PROBLEM REQUIREMENTS:
Write out the entire comment thread on the relay disqualification exactly as it appears below, character for character.

TEXT FOR ANALYSIS:
In history almost every DQed were happen from Breast to fly leg…WR holder Ian crocker did the fly duties on 2007 WC relay prelims and got dqed.after setting the WJ championship R in 400 medley in 2023 it got instant DQed, since leah schakelly dove early as the butterflier..there are many..so Huske shall learn from the race and got better..

WaterAce
3 months ago

Anyone got the video of the DQ? Aside from the actual livestream

Ron
3 months ago

The conference should be renamed the A&PCC

OlympicCasual
3 months ago

Mistakes happen, obviously, but they’re unacceptable from a swimmer of Huske’s calibre and experience.

WaterAce
Reply to  OlympicCasual
3 months ago

She’s literally always struggled with relays, for some reason they’re her kryptonite

Hmm
3 months ago

They got Husked…

Stephen
3 months ago

When was the last time Stanford men outscored Stanford women?!? 90’s???

Dataset entries:
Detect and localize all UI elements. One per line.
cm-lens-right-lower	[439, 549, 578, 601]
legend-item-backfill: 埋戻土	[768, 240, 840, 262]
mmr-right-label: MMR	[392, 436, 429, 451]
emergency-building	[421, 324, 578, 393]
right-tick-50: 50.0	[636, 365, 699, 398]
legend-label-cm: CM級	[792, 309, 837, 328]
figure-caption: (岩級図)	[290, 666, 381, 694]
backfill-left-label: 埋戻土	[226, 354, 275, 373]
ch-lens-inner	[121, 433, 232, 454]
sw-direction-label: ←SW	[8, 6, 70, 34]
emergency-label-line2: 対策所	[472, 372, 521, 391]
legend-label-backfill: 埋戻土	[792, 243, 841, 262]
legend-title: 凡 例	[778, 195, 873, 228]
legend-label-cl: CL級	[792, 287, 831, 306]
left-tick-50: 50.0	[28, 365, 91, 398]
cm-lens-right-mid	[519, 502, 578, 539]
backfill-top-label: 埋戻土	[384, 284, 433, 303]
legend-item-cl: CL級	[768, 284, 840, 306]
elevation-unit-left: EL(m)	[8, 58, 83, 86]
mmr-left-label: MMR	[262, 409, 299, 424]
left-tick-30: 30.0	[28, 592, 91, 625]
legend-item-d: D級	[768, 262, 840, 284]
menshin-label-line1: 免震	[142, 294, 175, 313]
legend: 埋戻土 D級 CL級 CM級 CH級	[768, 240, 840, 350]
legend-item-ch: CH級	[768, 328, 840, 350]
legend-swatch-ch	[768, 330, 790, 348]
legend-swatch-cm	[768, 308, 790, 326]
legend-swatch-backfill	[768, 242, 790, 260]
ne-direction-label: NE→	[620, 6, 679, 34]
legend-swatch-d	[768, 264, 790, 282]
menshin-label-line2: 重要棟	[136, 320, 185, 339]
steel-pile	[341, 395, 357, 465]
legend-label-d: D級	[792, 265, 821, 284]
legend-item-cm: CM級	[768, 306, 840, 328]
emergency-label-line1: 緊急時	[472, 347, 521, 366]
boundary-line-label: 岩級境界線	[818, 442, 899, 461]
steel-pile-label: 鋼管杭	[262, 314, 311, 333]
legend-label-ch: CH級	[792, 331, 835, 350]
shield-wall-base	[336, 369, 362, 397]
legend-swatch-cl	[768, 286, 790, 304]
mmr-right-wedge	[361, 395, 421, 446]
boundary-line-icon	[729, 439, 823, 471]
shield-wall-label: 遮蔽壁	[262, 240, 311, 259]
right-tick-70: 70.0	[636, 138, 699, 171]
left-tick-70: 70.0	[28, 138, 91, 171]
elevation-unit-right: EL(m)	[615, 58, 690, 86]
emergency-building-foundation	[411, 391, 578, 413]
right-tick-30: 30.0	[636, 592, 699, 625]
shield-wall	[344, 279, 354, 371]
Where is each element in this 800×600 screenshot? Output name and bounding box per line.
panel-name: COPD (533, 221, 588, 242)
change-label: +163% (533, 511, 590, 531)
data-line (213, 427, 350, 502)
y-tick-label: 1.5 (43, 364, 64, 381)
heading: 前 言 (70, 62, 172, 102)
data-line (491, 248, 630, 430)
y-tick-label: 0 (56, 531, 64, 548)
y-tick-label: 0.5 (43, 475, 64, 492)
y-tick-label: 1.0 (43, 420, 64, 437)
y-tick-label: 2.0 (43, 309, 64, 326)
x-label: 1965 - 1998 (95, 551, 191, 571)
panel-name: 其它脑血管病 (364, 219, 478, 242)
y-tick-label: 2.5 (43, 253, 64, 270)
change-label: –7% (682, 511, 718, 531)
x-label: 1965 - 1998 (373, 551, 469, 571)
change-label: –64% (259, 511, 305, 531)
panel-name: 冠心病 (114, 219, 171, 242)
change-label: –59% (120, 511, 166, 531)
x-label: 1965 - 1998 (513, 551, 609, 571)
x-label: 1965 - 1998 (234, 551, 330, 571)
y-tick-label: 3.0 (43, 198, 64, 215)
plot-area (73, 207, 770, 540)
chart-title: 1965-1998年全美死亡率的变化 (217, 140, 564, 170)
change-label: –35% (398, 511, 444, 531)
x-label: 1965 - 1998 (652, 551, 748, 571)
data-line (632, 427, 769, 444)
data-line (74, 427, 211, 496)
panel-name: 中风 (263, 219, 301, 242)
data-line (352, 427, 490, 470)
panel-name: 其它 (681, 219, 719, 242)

COMPLETED EXERCISE:
In history almost every DQed were happen from Breast to fly leg…WR holder Ian crocker did the fly duties on 2007 WC relay prelims and got dqed.after setting the WJ championship R in 400 medley in 2023 it got instant DQed, since leah schakelly dove early as the butterflier..there are many..so Huske shall learn from the race and got better..

WaterAce
3 months ago

Anyone got the video of the DQ? Aside from the actual livestream

Ron
3 months ago

The conference should be renamed the A&PCC

OlympicCasual
3 months ago

Mistakes happen, obviously, but they’re unacceptable from a swimmer of Huske’s calibre and experience.

WaterAce
Reply to  OlympicCasual
3 months ago

She’s literally always struggled with relays, for some reason they’re her kryptonite

Hmm
3 months ago

They got Husked…

Stephen
3 months ago

When was the last time Stanford men outscored Stanford women?!? 90’s???